**What the exercise asks**: In full and without deviation, write out the entries that follow.

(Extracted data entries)
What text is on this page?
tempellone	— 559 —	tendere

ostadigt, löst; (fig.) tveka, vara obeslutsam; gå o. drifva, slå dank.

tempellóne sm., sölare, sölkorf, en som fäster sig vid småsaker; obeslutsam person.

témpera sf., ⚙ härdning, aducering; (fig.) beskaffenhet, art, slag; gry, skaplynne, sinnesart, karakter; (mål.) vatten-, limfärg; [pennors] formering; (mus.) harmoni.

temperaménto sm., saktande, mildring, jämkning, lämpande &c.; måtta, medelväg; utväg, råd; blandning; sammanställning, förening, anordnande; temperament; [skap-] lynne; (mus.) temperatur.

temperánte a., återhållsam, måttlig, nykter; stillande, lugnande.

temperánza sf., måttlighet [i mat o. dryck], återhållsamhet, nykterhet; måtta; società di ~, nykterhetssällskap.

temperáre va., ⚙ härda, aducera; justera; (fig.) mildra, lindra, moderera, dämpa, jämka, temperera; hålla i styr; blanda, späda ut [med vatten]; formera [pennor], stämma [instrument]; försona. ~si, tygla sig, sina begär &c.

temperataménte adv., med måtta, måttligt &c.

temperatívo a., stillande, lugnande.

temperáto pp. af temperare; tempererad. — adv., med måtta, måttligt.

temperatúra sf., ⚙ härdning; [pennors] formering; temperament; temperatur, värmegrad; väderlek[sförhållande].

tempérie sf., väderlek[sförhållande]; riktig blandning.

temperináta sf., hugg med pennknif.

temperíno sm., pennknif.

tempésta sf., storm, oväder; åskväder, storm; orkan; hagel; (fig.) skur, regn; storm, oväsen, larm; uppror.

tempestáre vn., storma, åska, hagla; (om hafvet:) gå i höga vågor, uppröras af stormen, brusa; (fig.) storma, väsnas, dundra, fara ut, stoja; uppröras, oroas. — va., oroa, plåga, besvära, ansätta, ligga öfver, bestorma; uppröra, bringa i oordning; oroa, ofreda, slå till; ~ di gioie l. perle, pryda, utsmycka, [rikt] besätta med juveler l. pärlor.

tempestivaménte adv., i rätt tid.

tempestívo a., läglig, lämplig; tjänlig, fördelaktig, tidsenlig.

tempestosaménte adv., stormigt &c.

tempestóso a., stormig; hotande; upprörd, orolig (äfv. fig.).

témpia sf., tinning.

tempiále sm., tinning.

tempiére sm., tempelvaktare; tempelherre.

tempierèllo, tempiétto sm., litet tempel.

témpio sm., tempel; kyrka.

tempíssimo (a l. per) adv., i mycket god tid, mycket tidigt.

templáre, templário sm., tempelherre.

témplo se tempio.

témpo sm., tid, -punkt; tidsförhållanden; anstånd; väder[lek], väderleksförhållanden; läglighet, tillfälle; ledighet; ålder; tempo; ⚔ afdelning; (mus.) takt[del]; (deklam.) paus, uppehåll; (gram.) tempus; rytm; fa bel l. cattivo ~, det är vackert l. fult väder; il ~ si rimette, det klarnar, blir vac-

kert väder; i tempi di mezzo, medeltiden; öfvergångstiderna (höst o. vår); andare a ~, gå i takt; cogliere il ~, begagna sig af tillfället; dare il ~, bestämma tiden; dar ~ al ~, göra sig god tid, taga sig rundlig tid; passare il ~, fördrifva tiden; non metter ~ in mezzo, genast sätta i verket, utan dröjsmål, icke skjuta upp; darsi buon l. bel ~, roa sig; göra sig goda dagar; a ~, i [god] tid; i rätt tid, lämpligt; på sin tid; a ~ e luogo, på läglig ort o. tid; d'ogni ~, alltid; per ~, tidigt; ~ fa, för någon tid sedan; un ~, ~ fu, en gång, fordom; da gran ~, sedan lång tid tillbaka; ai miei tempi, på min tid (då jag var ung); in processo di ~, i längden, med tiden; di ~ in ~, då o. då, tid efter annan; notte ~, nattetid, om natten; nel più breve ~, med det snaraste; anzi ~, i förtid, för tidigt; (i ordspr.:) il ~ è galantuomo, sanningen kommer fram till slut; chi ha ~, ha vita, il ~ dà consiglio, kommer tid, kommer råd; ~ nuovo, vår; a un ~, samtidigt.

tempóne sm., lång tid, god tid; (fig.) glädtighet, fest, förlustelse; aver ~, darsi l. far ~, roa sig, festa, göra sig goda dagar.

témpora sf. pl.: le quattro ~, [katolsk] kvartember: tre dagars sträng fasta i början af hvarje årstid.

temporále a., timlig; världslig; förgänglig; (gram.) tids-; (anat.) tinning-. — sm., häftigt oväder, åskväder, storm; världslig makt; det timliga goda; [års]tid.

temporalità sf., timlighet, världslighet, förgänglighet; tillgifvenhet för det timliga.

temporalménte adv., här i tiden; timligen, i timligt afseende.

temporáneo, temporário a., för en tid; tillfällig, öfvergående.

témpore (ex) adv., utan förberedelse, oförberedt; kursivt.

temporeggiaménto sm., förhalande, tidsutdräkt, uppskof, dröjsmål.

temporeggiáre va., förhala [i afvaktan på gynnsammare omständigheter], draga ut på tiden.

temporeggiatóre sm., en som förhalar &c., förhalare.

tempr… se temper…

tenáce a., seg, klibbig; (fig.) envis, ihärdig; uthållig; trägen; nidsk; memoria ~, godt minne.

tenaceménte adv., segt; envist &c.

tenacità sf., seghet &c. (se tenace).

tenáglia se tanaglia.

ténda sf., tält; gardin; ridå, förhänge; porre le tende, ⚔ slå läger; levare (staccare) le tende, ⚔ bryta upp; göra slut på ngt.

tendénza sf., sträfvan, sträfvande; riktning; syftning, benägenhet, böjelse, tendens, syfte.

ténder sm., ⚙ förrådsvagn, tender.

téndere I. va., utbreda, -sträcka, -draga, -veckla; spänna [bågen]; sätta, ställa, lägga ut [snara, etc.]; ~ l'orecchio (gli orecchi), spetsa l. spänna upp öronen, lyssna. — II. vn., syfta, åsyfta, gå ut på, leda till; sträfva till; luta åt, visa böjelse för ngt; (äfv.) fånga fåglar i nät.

**Full answer**:
What text is on this page?
tempellone	— 559 —	tendere

ostadigt, löst; (fig.) tveka, vara obeslutsam; gå o. drifva, slå dank.

tempellóne sm., sölare, sölkorf, en som fäster sig vid småsaker; obeslutsam person.

témpera sf., ⚙ härdning, aducering; (fig.) beskaffenhet, art, slag; gry, skaplynne, sinnesart, karakter; (mål.) vatten-, limfärg; [pennors] formering; (mus.) harmoni.

temperaménto sm., saktande, mildring, jämkning, lämpande &c.; måtta, medelväg; utväg, råd; blandning; sammanställning, förening, anordnande; temperament; [skap-] lynne; (mus.) temperatur.

temperánte a., återhållsam, måttlig, nykter; stillande, lugnande.

temperánza sf., måttlighet [i mat o. dryck], återhållsamhet, nykterhet; måtta; società di ~, nykterhetssällskap.

temperáre va., ⚙ härda, aducera; justera; (fig.) mildra, lindra, moderera, dämpa, jämka, temperera; hålla i styr; blanda, späda ut [med vatten]; formera [pennor], stämma [instrument]; försona. ~si, tygla sig, sina begär &c.

temperataménte adv., med måtta, måttligt &c.

temperatívo a., stillande, lugnande.

temperáto pp. af temperare; tempererad. — adv., med måtta, måttligt.

temperatúra sf., ⚙ härdning; [pennors] formering; temperament; temperatur, värmegrad; väderlek[sförhållande].

tempérie sf., väderlek[sförhållande]; riktig blandning.

temperináta sf., hugg med pennknif.

temperíno sm., pennknif.

tempésta sf., storm, oväder; åskväder, storm; orkan; hagel; (fig.) skur, regn; storm, oväsen, larm; uppror.

tempestáre vn., storma, åska, hagla; (om hafvet:) gå i höga vågor, uppröras af stormen, brusa; (fig.) storma, väsnas, dundra, fara ut, stoja; uppröras, oroas. — va., oroa, plåga, besvära, ansätta, ligga öfver, bestorma; uppröra, bringa i oordning; oroa, ofreda, slå till; ~ di gioie l. perle, pryda, utsmycka, [rikt] besätta med juveler l. pärlor.

tempestivaménte adv., i rätt tid.

tempestívo a., läglig, lämplig; tjänlig, fördelaktig, tidsenlig.

tempestosaménte adv., stormigt &c.

tempestóso a., stormig; hotande; upprörd, orolig (äfv. fig.).

témpia sf., tinning.

tempiále sm., tinning.

tempiére sm., tempelvaktare; tempelherre.

tempierèllo, tempiétto sm., litet tempel.

témpio sm., tempel; kyrka.

tempíssimo (a l. per) adv., i mycket god tid, mycket tidigt.

templáre, templário sm., tempelherre.

témplo se tempio.

témpo sm., tid, -punkt; tidsförhållanden; anstånd; väder[lek], väderleksförhållanden; läglighet, tillfälle; ledighet; ålder; tempo; ⚔ afdelning; (mus.) takt[del]; (deklam.) paus, uppehåll; (gram.) tempus; rytm; fa bel l. cattivo ~, det är vackert l. fult väder; il ~ si rimette, det klarnar, blir vac-

kert väder; i tempi di mezzo, medeltiden; öfvergångstiderna (höst o. vår); andare a ~, gå i takt; cogliere il ~, begagna sig af tillfället; dare il ~, bestämma tiden; dar ~ al ~, göra sig god tid, taga sig rundlig tid; passare il ~, fördrifva tiden; non metter ~ in mezzo, genast sätta i verket, utan dröjsmål, icke skjuta upp; darsi buon l. bel ~, roa sig; göra sig goda dagar; a ~, i [god] tid; i rätt tid, lämpligt; på sin tid; a ~ e luogo, på läglig ort o. tid; d'ogni ~, alltid; per ~, tidigt; ~ fa, för någon tid sedan; un ~, ~ fu, en gång, fordom; da gran ~, sedan lång tid tillbaka; ai miei tempi, på min tid (då jag var ung); in processo di ~, i längden, med tiden; di ~ in ~, då o. då, tid efter annan; notte ~, nattetid, om natten; nel più breve ~, med det snaraste; anzi ~, i förtid, för tidigt; (i ordspr.:) il ~ è galantuomo, sanningen kommer fram till slut; chi ha ~, ha vita, il ~ dà consiglio, kommer tid, kommer råd; ~ nuovo, vår; a un ~, samtidigt.

tempóne sm., lång tid, god tid; (fig.) glädtighet, fest, förlustelse; aver ~, darsi l. far ~, roa sig, festa, göra sig goda dagar.

témpora sf. pl.: le quattro ~, [katolsk] kvartember: tre dagars sträng fasta i början af hvarje årstid.

temporále a., timlig; världslig; förgänglig; (gram.) tids-; (anat.) tinning-. — sm., häftigt oväder, åskväder, storm; världslig makt; det timliga goda; [års]tid.

temporalità sf., timlighet, världslighet, förgänglighet; tillgifvenhet för det timliga.

temporalménte adv., här i tiden; timligen, i timligt afseende.

temporáneo, temporário a., för en tid; tillfällig, öfvergående.

témpore (ex) adv., utan förberedelse, oförberedt; kursivt.

temporeggiaménto sm., förhalande, tidsutdräkt, uppskof, dröjsmål.

temporeggiáre va., förhala [i afvaktan på gynnsammare omständigheter], draga ut på tiden.

temporeggiatóre sm., en som förhalar &c., förhalare.

tempr… se temper…

tenáce a., seg, klibbig; (fig.) envis, ihärdig; uthållig; trägen; nidsk; memoria ~, godt minne.

tenaceménte adv., segt; envist &c.

tenacità sf., seghet &c. (se tenace).

tenáglia se tanaglia.

ténda sf., tält; gardin; ridå, förhänge; porre le tende, ⚔ slå läger; levare (staccare) le tende, ⚔ bryta upp; göra slut på ngt.

tendénza sf., sträfvan, sträfvande; riktning; syftning, benägenhet, böjelse, tendens, syfte.

ténder sm., ⚙ förrådsvagn, tender.

téndere I. va., utbreda, -sträcka, -draga, -veckla; spänna [bågen]; sätta, ställa, lägga ut [snara, etc.]; ~ l'orecchio (gli orecchi), spetsa l. spänna upp öronen, lyssna. — II. vn., syfta, åsyfta, gå ut på, leda till; sträfva till; luta åt, visa böjelse för ngt; (äfv.) fånga fåglar i nät.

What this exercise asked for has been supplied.